Data entries for graphics:
>> start

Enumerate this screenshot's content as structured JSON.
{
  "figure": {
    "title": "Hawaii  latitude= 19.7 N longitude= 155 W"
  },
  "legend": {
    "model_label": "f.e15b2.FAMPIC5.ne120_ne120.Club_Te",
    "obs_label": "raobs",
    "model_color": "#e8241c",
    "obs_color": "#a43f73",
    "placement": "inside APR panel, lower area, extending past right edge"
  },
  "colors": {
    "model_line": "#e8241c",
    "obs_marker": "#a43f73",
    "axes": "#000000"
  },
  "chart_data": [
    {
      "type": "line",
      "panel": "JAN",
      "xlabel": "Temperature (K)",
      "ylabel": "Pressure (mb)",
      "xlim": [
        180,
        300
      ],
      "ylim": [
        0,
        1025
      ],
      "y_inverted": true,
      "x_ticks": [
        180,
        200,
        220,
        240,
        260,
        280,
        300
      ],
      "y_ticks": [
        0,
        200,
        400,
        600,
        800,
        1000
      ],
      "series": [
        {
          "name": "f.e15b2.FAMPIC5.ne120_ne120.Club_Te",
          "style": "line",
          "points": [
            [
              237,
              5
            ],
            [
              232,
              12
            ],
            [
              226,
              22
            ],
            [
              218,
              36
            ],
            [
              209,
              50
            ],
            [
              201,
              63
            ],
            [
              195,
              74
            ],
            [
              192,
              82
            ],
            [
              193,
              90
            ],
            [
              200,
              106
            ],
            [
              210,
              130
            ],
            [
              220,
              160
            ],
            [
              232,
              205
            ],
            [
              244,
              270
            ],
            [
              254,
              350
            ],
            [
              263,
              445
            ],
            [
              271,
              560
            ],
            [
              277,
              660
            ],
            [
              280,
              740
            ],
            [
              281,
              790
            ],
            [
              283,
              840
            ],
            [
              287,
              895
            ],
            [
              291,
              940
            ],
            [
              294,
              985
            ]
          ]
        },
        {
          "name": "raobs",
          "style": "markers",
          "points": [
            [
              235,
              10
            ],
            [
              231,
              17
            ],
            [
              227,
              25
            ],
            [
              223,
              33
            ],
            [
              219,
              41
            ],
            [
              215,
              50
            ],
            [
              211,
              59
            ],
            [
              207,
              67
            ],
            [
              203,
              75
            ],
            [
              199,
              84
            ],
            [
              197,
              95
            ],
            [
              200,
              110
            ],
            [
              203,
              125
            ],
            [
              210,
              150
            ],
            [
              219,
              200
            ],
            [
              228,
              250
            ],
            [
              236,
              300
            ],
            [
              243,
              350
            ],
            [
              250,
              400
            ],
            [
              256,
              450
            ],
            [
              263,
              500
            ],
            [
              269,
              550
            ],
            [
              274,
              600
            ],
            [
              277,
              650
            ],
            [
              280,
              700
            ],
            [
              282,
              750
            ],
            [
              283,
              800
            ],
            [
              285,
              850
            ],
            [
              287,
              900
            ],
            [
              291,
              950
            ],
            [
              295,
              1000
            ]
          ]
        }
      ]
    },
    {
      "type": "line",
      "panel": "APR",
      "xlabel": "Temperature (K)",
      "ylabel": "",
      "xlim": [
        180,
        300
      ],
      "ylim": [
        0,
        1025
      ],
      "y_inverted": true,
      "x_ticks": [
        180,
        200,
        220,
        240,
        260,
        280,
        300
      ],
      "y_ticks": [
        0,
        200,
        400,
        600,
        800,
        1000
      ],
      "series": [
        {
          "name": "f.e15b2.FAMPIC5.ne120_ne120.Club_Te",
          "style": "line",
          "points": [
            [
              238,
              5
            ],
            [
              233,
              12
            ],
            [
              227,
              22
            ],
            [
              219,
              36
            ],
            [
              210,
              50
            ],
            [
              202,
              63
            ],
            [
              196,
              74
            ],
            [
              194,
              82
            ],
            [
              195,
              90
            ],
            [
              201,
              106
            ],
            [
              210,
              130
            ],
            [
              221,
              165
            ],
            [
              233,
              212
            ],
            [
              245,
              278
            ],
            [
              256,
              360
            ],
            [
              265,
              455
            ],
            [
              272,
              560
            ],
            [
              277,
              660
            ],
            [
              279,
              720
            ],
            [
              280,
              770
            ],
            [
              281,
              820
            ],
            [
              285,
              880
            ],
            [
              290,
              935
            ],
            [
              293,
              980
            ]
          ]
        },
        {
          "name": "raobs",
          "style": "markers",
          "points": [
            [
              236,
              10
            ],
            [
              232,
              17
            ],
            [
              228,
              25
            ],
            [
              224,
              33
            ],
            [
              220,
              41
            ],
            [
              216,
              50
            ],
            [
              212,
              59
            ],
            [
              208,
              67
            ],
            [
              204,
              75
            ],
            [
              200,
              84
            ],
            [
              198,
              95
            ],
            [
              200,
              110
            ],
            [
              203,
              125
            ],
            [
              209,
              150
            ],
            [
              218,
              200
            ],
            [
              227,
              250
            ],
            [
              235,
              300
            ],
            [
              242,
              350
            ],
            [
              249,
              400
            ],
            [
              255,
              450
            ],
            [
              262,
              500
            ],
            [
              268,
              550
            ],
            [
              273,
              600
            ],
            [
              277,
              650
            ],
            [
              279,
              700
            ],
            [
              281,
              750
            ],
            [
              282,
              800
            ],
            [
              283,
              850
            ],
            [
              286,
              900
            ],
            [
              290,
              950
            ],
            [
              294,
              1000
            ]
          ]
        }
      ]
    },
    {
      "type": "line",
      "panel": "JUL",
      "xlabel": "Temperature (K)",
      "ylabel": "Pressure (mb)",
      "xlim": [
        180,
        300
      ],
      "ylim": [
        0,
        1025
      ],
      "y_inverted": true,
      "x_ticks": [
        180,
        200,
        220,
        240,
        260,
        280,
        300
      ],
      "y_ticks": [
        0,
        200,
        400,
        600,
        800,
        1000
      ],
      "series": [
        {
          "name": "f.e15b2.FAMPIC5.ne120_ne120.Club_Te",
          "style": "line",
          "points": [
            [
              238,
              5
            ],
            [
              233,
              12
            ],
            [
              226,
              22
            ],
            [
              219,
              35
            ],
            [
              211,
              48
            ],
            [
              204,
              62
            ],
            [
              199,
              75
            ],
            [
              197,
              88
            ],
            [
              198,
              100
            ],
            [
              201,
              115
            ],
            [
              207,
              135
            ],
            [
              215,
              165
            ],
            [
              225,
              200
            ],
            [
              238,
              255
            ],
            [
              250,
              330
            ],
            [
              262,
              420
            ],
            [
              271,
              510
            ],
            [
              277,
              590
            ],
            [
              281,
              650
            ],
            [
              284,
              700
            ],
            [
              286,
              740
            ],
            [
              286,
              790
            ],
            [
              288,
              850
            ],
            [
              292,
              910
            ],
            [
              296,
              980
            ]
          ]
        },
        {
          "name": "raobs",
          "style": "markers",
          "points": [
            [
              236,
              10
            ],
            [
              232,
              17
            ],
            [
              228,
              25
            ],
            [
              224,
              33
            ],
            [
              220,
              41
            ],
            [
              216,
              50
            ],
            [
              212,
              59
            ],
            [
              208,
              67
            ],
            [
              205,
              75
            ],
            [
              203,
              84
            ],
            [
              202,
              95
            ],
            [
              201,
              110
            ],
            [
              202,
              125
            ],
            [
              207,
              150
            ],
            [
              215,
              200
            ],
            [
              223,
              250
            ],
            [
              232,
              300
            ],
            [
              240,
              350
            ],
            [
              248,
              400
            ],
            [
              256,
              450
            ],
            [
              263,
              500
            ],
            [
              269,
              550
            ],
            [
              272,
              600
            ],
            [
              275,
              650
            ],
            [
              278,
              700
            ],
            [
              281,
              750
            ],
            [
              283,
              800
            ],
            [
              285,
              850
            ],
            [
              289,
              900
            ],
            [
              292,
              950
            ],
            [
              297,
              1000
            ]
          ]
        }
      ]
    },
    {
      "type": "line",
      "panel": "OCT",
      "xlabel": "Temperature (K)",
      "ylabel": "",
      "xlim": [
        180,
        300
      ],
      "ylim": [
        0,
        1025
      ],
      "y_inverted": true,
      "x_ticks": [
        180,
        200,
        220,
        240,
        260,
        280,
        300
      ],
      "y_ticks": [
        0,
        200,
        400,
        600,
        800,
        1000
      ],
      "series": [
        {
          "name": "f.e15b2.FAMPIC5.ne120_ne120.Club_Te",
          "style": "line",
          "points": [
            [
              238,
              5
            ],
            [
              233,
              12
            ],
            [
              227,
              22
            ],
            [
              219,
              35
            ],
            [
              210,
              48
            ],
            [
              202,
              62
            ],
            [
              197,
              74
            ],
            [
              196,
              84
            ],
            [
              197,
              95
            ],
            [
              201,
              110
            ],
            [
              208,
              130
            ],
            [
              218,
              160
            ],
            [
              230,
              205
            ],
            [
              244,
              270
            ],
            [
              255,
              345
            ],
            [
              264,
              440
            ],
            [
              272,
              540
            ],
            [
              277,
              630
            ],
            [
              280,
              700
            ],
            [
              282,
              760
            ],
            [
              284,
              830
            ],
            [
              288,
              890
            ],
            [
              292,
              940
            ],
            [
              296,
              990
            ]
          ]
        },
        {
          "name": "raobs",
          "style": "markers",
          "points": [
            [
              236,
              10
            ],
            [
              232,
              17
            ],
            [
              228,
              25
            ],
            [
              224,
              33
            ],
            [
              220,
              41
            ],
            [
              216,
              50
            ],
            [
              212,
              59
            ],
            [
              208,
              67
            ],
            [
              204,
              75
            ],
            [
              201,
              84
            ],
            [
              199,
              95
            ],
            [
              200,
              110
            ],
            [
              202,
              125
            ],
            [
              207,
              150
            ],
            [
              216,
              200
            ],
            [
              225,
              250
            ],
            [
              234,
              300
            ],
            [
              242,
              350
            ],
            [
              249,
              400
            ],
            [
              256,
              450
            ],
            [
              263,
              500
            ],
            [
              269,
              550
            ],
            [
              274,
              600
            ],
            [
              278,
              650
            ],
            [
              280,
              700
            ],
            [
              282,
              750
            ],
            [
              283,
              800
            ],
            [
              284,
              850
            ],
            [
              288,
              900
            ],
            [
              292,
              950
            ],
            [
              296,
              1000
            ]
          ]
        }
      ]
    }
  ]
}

>> end

Short exercise:
Using the listing, copy every line where the word "panel" shows up.

Result of this exercise:
    "placement": "inside APR panel, lower area, extending past right edge"
      "panel": "JAN",
      "panel": "APR",
      "panel": "JUL",
      "panel": "OCT",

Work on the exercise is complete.